| Aim |
Which lines have the string "prövningsverket"? Copy all of them from the entries below.

Part of a data file:
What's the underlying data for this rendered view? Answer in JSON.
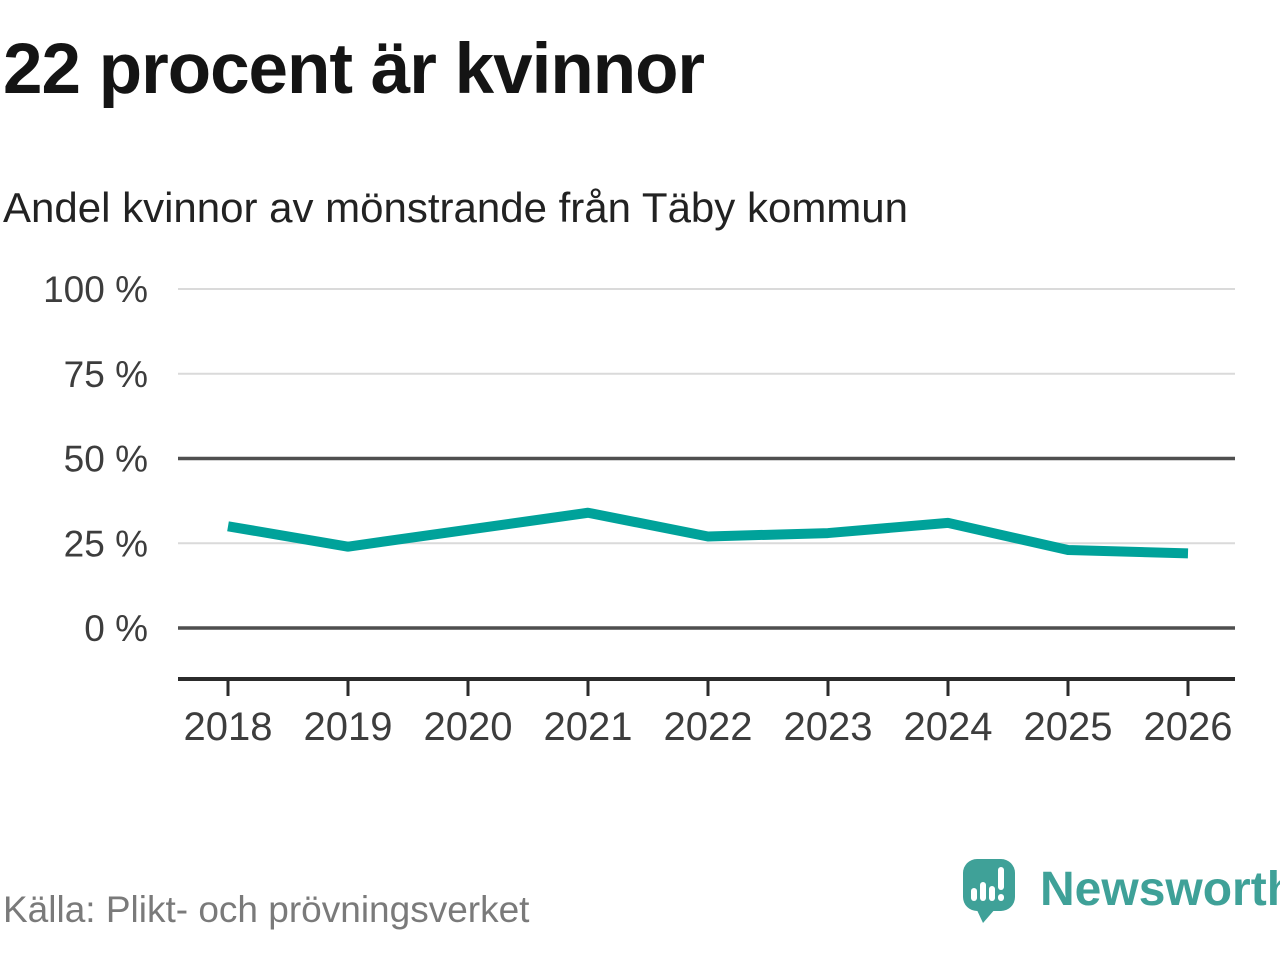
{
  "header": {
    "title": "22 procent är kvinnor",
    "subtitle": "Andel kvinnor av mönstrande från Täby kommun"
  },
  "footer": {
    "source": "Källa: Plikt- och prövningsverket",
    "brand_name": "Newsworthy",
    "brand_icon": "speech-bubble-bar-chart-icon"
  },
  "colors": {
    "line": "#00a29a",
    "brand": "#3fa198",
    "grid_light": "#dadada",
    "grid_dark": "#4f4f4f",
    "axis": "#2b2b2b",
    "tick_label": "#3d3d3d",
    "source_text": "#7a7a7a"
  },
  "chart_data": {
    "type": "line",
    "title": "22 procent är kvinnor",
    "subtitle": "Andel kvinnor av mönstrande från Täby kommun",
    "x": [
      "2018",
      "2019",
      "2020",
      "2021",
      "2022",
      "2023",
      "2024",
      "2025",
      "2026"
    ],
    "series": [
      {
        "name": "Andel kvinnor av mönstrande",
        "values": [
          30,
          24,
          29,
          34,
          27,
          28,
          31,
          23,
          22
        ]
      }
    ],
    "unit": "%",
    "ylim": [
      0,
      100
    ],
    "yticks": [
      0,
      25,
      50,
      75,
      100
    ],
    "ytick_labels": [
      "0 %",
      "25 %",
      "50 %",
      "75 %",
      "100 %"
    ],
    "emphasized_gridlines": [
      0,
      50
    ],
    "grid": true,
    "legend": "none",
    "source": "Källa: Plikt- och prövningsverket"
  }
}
---
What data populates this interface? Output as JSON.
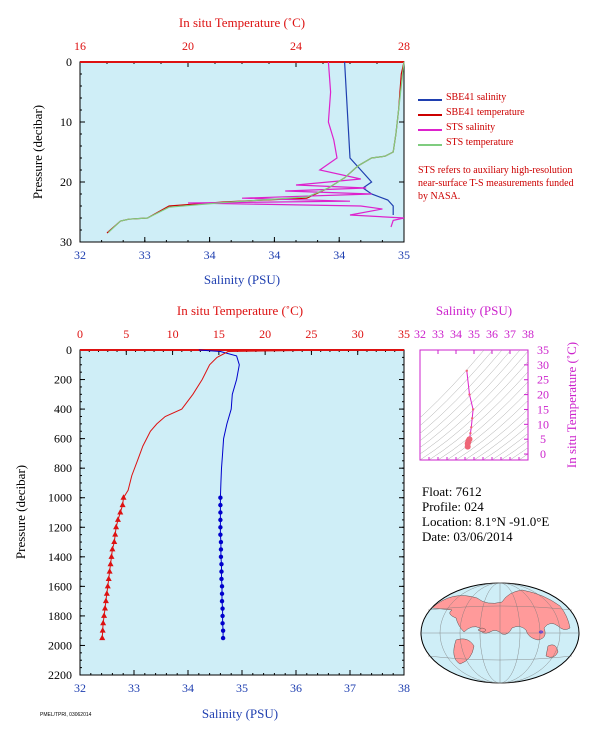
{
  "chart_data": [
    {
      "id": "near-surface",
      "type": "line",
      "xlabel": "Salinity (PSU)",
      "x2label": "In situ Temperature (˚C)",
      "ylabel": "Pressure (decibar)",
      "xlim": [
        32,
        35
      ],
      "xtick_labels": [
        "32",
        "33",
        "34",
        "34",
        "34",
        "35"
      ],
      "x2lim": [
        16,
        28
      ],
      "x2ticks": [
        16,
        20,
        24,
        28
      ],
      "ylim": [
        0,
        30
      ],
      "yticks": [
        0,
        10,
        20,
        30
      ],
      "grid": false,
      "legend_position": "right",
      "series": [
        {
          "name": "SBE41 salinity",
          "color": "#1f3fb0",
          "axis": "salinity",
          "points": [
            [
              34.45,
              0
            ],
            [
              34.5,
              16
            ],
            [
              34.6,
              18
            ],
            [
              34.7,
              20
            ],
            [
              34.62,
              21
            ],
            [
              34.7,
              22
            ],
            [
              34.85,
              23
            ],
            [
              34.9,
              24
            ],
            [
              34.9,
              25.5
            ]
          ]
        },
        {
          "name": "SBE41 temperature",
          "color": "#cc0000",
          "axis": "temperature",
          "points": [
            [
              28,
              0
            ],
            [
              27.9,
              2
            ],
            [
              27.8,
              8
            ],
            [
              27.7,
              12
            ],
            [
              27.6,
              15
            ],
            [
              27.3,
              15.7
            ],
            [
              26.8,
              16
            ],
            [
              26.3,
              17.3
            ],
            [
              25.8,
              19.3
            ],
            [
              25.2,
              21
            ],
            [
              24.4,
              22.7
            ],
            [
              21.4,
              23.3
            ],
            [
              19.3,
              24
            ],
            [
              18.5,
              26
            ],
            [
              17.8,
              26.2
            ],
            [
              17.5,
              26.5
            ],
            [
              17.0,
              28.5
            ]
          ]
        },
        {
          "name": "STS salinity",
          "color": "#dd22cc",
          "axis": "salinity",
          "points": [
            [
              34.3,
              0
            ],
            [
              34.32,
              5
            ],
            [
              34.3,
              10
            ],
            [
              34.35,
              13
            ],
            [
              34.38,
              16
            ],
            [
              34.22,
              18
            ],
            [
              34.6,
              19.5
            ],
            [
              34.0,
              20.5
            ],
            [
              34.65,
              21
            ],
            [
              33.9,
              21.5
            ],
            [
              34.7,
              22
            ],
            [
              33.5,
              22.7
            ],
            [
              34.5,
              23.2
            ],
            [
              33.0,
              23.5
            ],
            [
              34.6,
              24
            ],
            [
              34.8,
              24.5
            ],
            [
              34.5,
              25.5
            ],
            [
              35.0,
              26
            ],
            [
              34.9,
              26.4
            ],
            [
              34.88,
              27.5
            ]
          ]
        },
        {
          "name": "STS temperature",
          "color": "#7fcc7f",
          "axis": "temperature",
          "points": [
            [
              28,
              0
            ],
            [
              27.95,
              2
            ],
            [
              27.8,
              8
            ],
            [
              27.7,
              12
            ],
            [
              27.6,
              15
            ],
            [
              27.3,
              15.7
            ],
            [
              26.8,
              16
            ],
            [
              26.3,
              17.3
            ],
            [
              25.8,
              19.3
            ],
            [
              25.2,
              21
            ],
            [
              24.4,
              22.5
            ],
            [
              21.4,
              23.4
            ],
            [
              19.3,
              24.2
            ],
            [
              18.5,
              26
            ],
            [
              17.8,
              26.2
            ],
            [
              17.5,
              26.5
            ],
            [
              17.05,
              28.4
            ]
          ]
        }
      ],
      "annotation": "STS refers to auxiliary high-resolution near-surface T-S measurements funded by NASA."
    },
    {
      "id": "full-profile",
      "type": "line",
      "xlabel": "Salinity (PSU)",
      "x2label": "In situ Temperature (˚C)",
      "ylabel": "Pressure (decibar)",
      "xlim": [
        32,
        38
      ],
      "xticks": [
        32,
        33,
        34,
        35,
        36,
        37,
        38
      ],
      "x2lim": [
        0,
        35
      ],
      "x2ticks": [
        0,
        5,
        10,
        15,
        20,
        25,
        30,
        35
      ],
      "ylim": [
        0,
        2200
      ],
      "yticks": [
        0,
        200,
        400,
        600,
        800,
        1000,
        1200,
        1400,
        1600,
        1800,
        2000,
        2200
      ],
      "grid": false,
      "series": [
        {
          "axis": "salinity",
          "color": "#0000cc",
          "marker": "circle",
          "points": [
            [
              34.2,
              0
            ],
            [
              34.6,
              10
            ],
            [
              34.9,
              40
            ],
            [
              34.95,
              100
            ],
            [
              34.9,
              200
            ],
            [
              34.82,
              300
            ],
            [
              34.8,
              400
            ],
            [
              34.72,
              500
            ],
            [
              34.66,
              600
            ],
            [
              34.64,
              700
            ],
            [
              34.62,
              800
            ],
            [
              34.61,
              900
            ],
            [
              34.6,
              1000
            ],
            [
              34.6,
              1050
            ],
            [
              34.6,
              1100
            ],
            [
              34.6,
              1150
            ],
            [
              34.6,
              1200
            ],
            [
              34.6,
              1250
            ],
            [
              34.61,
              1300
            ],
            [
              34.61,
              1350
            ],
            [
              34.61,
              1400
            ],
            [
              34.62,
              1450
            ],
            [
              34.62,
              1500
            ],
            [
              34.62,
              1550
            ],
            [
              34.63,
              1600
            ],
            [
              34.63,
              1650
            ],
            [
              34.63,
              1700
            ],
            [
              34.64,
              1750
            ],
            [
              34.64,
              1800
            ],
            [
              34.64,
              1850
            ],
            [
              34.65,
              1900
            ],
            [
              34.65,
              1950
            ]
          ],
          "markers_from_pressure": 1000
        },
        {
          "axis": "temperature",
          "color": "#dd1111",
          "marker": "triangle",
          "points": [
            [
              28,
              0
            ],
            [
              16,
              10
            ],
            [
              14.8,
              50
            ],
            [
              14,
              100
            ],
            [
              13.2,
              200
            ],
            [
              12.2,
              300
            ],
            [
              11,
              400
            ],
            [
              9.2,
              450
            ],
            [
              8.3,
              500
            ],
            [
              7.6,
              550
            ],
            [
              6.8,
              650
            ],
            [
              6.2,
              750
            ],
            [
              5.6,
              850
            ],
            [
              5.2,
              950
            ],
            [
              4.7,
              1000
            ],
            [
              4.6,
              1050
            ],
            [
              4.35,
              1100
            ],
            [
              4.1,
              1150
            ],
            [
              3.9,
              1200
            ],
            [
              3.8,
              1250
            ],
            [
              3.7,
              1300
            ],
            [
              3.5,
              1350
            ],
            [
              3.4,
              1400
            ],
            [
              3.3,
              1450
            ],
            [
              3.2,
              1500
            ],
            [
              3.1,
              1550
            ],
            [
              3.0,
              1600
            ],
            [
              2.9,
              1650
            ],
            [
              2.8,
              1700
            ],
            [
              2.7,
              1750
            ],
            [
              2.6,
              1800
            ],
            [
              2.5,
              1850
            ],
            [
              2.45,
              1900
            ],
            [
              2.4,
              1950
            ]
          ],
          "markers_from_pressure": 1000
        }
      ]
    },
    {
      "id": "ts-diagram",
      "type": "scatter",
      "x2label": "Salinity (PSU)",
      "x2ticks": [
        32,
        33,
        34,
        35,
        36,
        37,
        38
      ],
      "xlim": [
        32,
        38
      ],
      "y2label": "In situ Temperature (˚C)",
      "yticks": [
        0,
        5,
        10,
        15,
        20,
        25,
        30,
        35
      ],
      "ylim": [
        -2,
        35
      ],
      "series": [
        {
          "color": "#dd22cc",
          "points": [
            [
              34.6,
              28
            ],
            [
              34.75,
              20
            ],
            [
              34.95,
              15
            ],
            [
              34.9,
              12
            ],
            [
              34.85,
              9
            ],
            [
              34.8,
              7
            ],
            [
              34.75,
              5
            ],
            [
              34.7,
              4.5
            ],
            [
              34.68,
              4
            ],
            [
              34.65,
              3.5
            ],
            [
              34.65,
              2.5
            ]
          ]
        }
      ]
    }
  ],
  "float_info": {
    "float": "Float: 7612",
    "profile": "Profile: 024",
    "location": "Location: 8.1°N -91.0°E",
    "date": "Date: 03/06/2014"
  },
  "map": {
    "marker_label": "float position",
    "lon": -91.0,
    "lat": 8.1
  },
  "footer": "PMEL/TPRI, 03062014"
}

| In response |
    "source": "Källa: Plikt- och prövningsverket",
    "source": "Källa: Plikt- och prövningsverket"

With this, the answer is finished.